(A run of records)
########
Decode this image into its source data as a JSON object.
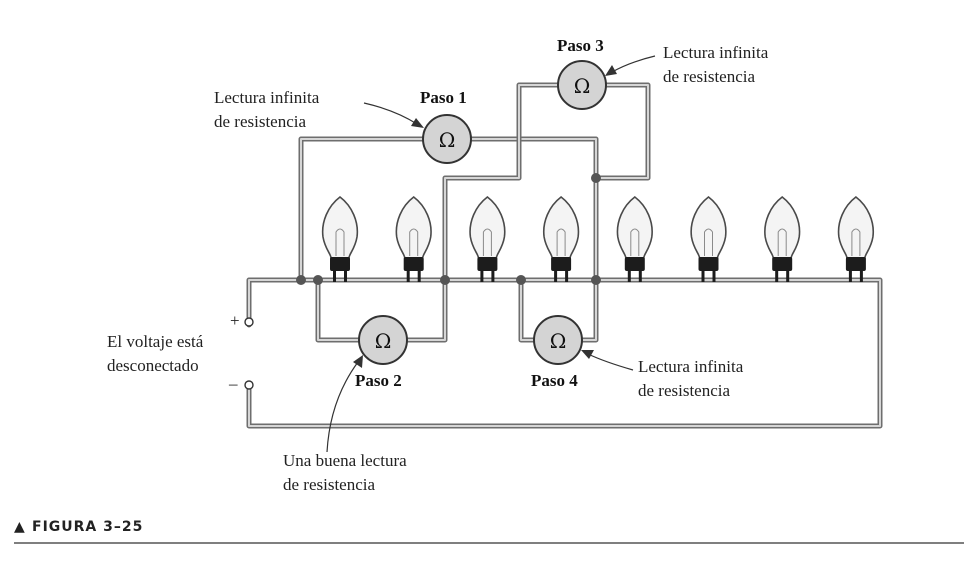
{
  "figure": {
    "caption_marker": "▲",
    "caption": "FIGURA 3–25"
  },
  "source": {
    "plus_sign": "+",
    "minus_sign": "–",
    "label_line1": "El voltaje está",
    "label_line2": "desconectado"
  },
  "meters": [
    {
      "symbol": "Ω",
      "step": "Paso 1"
    },
    {
      "symbol": "Ω",
      "step": "Paso 2"
    },
    {
      "symbol": "Ω",
      "step": "Paso 3"
    },
    {
      "symbol": "Ω",
      "step": "Paso 4"
    }
  ],
  "callouts": {
    "step1": {
      "line1": "Lectura infinita",
      "line2": "de resistencia"
    },
    "step2": {
      "line1": "Una buena lectura",
      "line2": "de resistencia"
    },
    "step3": {
      "line1": "Lectura infinita",
      "line2": "de resistencia"
    },
    "step4": {
      "line1": "Lectura infinita",
      "line2": "de resistencia"
    }
  },
  "bulbs": {
    "count": 8,
    "icon": "bulb-icon"
  },
  "colors": {
    "wire": "#6e6e6e",
    "meter": "#d4d4d4",
    "bulb_base": "#1c1c1c"
  }
}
########
# Instructions for the task
Copy each line exactly, and leave the pictures out of your copy.

# Answer to the exercise
Decode this image into its source data as a JSON object.
{
  "figure": {
    "caption_marker": "▲",
    "caption": "FIGURA 3–25"
  },
  "source": {
    "plus_sign": "+",
    "minus_sign": "–",
    "label_line1": "El voltaje está",
    "label_line2": "desconectado"
  },
  "meters": [
    {
      "symbol": "Ω",
      "step": "Paso 1"
    },
    {
      "symbol": "Ω",
      "step": "Paso 2"
    },
    {
      "symbol": "Ω",
      "step": "Paso 3"
    },
    {
      "symbol": "Ω",
      "step": "Paso 4"
    }
  ],
  "callouts": {
    "step1": {
      "line1": "Lectura infinita",
      "line2": "de resistencia"
    },
    "step2": {
      "line1": "Una buena lectura",
      "line2": "de resistencia"
    },
    "step3": {
      "line1": "Lectura infinita",
      "line2": "de resistencia"
    },
    "step4": {
      "line1": "Lectura infinita",
      "line2": "de resistencia"
    }
  },
  "bulbs": {
    "count": 8,
    "icon": "bulb-icon"
  },
  "colors": {
    "wire": "#6e6e6e",
    "meter": "#d4d4d4",
    "bulb_base": "#1c1c1c"
  }
}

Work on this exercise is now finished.